── SUPPLIED DATA
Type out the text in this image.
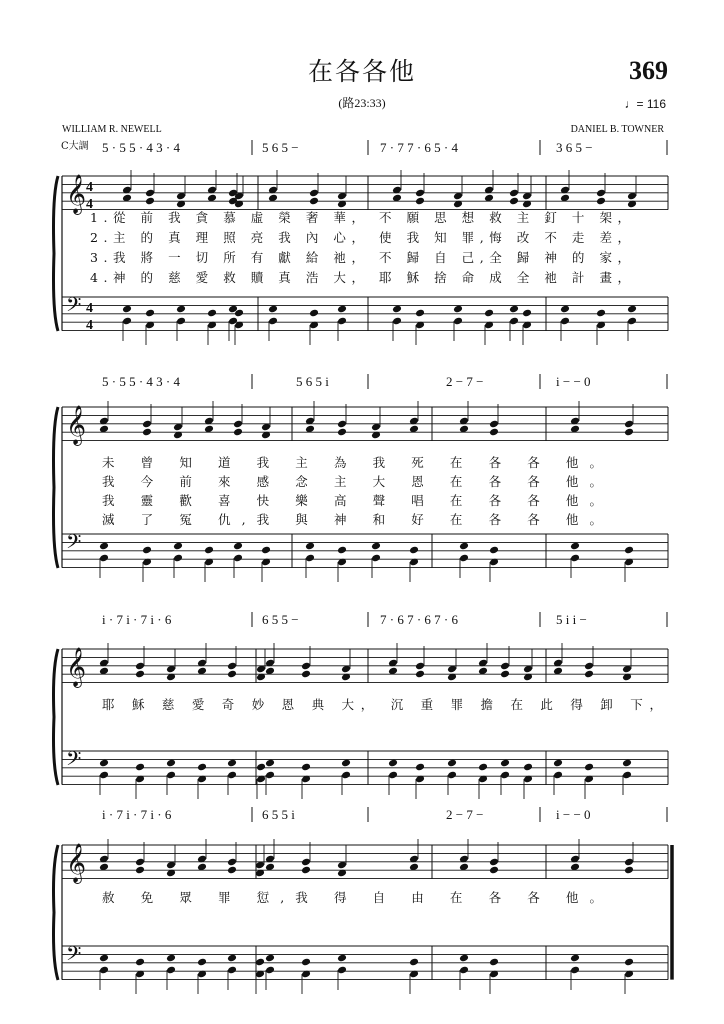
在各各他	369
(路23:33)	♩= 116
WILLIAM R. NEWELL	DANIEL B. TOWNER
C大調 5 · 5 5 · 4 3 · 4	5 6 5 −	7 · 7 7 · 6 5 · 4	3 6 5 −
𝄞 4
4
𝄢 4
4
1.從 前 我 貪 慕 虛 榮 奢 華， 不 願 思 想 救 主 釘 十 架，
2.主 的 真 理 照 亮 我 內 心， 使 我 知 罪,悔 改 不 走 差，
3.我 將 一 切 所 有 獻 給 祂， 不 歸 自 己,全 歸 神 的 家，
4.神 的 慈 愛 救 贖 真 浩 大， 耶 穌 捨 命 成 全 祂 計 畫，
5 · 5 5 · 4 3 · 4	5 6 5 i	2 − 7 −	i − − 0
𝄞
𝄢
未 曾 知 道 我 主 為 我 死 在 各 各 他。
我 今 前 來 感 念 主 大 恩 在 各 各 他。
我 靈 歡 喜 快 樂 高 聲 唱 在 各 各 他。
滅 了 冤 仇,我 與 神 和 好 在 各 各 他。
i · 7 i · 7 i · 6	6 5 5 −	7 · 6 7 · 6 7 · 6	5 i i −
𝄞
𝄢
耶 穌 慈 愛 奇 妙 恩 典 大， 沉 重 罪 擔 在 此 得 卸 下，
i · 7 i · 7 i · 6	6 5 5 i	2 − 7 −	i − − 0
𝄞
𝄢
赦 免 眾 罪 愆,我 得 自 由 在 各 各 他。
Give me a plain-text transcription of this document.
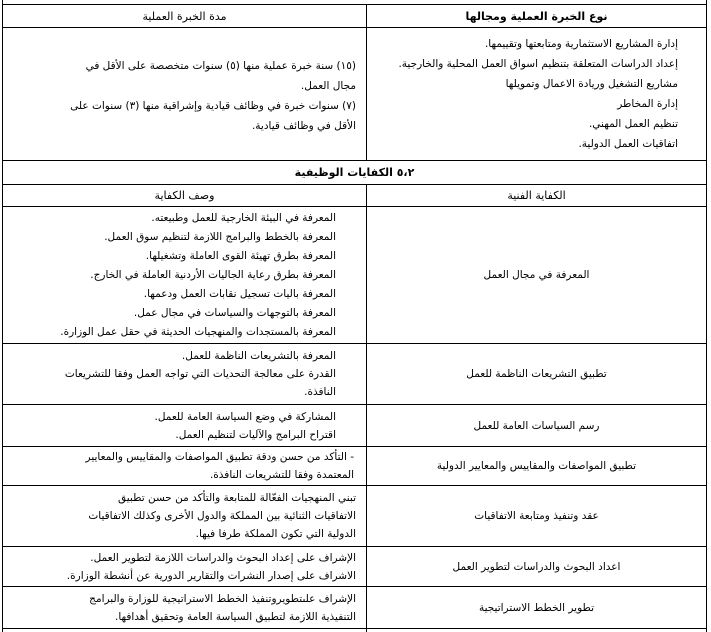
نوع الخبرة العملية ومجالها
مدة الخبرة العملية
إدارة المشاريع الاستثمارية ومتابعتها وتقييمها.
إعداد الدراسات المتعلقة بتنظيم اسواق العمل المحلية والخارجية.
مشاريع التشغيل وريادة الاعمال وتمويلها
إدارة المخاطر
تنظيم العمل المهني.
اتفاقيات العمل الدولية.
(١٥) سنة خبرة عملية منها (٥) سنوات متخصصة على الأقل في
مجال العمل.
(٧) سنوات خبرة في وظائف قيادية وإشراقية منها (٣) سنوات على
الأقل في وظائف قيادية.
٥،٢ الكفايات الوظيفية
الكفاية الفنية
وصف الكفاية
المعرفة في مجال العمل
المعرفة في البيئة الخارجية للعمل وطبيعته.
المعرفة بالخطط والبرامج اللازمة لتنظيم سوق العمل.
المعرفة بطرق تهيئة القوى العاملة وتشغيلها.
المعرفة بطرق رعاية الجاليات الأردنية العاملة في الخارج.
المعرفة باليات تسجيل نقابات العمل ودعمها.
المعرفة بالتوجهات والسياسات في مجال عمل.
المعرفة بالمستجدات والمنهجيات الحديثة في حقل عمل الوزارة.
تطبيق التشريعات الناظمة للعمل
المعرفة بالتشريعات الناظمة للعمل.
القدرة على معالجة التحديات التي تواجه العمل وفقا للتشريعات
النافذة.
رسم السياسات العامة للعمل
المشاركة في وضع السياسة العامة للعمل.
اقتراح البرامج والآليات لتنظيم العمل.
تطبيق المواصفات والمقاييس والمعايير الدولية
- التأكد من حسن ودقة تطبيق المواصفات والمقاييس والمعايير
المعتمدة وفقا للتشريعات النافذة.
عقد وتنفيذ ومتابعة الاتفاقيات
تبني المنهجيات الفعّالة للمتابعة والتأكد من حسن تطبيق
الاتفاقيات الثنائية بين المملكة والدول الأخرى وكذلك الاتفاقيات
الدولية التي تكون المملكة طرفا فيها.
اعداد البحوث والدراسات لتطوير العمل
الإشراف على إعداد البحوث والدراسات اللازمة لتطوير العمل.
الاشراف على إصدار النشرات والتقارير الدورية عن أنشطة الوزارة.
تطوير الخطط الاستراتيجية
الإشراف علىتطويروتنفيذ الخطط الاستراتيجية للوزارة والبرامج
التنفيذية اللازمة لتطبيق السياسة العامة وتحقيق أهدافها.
────
── SUPPLIED DATA
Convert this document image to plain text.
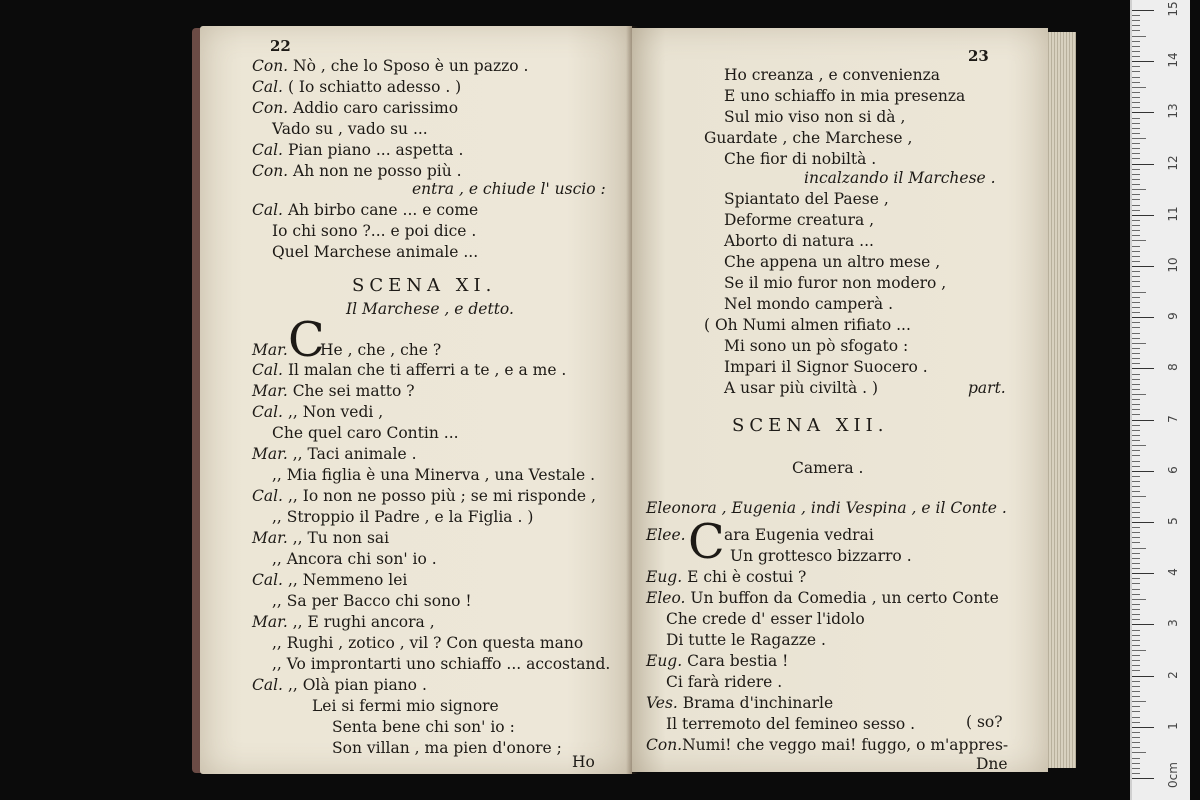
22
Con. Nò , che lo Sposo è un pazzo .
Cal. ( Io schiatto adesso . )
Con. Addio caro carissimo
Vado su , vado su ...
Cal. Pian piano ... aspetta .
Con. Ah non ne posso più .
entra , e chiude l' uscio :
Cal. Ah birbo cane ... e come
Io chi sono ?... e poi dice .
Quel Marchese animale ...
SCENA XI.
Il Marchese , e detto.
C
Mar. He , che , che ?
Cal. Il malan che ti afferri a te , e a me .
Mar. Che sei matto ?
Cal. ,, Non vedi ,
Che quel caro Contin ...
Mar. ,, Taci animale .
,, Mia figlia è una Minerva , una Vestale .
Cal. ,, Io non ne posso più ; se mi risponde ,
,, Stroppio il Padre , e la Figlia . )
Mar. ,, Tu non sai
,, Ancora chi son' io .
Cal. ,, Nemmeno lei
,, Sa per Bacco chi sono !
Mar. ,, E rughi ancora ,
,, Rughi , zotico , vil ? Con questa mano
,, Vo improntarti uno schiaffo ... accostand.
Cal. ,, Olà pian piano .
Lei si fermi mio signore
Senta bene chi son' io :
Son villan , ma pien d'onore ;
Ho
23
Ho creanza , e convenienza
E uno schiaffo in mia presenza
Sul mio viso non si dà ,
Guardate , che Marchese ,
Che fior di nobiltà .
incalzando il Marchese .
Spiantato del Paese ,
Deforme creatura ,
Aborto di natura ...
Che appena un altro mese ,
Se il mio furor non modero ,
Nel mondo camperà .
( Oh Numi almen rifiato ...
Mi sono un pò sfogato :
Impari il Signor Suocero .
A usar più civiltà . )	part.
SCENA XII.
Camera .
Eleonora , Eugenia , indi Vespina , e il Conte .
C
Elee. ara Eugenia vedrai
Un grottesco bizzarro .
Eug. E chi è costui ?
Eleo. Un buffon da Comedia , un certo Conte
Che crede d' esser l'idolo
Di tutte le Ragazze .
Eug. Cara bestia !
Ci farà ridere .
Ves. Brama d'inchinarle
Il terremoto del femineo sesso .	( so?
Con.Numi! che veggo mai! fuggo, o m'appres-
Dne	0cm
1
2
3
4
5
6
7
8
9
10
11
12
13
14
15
────
(EXERCISE) Exactly how many lines of the listing above contain the string "لتنظيم"? Give no more than the number.

(THE SOLUTION) 2